* **Fragmento**
________

Por Marcelo Contreras
Aunque Estados Unidos contiene menos del 5% de la población mundial, una cuarta parte de los presos del planeta se concentra en sus cárceles. Hay 2.37 millones de personas tras las rejas con un 39% de afroamericanos, mientras en los últimos cuarenta años se cuadruplicó el número de reclusos. Son paradojas en el país de las libertades, y este docureality sabe sacar provecho de esa realidad con ingenio y moral discutible. Terapia de shock pretende, por métodos poco ortodoxos, enseñar a adolescentes problemáticos lo que es un recinto penitenciario como una advertencia de un futuro probable. Son enviados por padres y progenitores superados que buscan una lección definitiva a través de las cámaras con guardias y presos.
El tratamiento consiste básicamente en gritarles todo el rato una perorata que insiste en el respeto y en lo infernal de la vida en prisión. Apenas llegan a la cárcel, los uniformados los tratan como sargento de película hollywoodense que entrena reclutas exigiendo lagartijas y vociferando a milímetros, salpicando los rostros de saliva. Los visten con el uniforme penitenciario, los esposan y luego los instalan al frente de celdas donde los presos —sin dejar de gritar— los amenazan con golpizas e insinuaciones sexuales. Es bastante tensionante hasta que llega el momento en que algunos presos explican, algo más tranquilos, por qué no conviene ir a dar a un sitio como ese.
Terapia de shock funciona con un guión curioso de roles completamente alterados. Los malos son los adolescentes, los padres se victimizan, los reos enseñan el camino del bien, y los guardias advierten a máximo volumen las bondades de seguir las órdenes de los mayores. No importa mucho saber por qué esos chicos están descarriados, qué sienten, cuál es el historial tras esa familia. En esta historia son los malos y tienen que pagar.

________

* **Ejercicios por resolver**
A: Cita textualmente el pasaje del texto sobre Terapia de shock que va de "Terapia de shock funciona" a "tienen que pagar.".
B: Responde estas preguntas con datos del texto sobre Terapia de shock:
(i) ¿Qué porcentaje de la población mundial contiene Estados Unidos?
(ii) ¿Con qué personaje de cine se compara el trato que dan los uniformados a los adolescentes al llegar a la cárcel?
(iii) En el guion del programa, ¿quiénes enseñan el camino del bien?

________

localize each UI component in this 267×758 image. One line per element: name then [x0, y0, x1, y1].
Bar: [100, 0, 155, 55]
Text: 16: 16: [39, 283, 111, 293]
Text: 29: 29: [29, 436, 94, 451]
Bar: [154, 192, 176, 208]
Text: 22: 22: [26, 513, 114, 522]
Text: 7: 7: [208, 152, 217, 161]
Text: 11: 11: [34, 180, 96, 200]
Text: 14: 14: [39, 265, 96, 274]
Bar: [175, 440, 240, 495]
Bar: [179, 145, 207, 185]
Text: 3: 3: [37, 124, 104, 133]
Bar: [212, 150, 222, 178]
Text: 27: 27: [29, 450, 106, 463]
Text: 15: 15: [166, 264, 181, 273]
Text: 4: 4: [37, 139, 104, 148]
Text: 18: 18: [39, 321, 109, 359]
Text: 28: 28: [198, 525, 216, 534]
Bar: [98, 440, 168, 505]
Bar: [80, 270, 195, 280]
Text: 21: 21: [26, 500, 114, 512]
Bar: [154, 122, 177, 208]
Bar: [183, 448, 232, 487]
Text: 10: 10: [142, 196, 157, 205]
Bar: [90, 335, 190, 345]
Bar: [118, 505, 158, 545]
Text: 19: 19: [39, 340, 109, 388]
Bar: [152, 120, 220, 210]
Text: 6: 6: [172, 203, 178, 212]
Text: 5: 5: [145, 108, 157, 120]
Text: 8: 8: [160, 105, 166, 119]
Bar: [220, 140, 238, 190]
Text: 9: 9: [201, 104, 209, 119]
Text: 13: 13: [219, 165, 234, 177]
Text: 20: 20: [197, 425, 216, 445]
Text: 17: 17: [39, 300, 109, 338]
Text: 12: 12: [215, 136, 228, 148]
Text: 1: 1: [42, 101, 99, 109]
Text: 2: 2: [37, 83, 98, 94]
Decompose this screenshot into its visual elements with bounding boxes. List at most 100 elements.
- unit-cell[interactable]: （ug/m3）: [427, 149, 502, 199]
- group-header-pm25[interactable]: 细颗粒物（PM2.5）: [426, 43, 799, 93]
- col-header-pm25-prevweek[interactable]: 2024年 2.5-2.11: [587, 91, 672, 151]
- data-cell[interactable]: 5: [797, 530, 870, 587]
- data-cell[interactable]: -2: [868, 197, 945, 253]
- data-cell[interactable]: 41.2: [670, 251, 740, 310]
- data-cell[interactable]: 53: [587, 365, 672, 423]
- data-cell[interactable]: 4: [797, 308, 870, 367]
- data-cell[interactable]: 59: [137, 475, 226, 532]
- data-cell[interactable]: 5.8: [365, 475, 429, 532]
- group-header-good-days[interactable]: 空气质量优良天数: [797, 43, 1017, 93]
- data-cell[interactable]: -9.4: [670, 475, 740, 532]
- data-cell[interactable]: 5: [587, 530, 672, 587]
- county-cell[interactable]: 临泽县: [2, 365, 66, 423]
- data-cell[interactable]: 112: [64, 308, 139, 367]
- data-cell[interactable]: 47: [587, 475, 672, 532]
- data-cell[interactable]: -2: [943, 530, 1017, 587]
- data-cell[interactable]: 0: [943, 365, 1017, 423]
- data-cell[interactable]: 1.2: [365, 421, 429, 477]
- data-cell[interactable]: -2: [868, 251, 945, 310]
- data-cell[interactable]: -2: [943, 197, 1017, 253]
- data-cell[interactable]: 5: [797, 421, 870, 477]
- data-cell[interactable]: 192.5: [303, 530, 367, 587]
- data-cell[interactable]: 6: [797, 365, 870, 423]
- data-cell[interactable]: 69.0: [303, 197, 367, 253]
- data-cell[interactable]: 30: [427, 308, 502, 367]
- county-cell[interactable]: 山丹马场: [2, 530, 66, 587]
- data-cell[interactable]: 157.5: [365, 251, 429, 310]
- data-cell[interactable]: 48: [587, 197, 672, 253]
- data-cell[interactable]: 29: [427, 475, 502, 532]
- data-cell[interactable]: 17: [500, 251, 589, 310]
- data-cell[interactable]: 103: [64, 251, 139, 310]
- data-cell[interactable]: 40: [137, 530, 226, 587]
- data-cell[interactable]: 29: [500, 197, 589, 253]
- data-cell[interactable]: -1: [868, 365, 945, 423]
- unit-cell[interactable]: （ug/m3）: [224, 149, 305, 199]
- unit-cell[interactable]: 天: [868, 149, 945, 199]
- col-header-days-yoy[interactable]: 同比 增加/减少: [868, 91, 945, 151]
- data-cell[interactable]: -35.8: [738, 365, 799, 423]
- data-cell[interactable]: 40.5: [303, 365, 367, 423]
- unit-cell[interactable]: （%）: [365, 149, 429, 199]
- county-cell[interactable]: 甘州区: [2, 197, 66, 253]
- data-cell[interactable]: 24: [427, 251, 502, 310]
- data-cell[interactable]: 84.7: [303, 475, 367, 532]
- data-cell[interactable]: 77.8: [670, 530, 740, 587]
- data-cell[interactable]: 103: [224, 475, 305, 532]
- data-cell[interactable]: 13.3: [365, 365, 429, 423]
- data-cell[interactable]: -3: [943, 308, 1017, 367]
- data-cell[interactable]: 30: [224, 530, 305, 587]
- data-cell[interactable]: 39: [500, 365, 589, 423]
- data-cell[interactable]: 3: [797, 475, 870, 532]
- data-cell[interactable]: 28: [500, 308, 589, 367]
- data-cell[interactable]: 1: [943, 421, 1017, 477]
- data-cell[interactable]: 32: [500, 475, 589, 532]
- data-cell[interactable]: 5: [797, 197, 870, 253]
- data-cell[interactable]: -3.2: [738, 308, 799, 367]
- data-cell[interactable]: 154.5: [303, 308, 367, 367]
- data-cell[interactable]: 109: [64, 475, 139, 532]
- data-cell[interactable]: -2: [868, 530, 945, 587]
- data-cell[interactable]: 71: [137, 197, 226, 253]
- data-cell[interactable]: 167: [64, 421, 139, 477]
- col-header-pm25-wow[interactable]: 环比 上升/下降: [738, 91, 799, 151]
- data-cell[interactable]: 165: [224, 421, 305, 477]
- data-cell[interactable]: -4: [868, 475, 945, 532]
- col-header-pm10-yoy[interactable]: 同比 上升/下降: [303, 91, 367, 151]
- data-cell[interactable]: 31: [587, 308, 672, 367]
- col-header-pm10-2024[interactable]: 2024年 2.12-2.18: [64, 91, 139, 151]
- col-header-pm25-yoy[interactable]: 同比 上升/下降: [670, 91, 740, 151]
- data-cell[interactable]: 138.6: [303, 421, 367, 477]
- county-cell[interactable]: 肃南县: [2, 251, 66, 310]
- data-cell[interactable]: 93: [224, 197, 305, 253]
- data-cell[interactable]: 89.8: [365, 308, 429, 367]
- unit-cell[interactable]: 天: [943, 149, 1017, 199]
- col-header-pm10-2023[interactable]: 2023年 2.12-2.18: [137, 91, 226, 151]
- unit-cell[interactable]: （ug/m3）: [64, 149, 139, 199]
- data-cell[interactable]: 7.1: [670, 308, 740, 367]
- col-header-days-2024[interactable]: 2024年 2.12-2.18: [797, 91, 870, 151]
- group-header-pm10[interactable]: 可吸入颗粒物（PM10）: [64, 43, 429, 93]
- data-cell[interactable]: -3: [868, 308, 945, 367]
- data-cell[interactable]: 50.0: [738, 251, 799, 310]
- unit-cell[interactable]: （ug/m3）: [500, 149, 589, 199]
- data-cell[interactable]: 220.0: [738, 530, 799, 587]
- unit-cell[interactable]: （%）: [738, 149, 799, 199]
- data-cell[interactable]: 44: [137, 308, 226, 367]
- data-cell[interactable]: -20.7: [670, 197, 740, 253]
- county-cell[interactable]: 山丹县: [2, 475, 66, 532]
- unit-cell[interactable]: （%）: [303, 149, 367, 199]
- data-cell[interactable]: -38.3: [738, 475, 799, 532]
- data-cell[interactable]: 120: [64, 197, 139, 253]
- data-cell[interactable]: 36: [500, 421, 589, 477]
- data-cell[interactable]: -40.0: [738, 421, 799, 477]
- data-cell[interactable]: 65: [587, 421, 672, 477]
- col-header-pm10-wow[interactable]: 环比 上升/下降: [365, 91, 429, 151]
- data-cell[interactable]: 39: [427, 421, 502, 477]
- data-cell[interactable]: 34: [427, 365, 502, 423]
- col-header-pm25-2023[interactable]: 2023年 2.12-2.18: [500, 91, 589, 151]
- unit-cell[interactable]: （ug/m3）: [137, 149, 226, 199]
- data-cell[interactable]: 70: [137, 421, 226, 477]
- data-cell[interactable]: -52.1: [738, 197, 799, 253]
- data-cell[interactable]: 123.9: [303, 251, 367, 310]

________

* **Clave de respuestas**
A:
Terapia de shock funciona con un guión curioso de roles completamente alterados. Los malos son los adolescentes, los padres se victimizan, los reos enseñan el camino del bien, y los guardias advierten a máximo volumen las bondades de seguir las órdenes de los mayores. No importa mucho saber por qué esos chicos están descarriados, qué sienten, cuál es el historial tras esa familia. En esta historia son los malos y tienen que pagar.

B:
(i) Menos del 5%.
(ii) Con un sargento de película hollywoodense que entrena reclutas.
(iii) Los reos.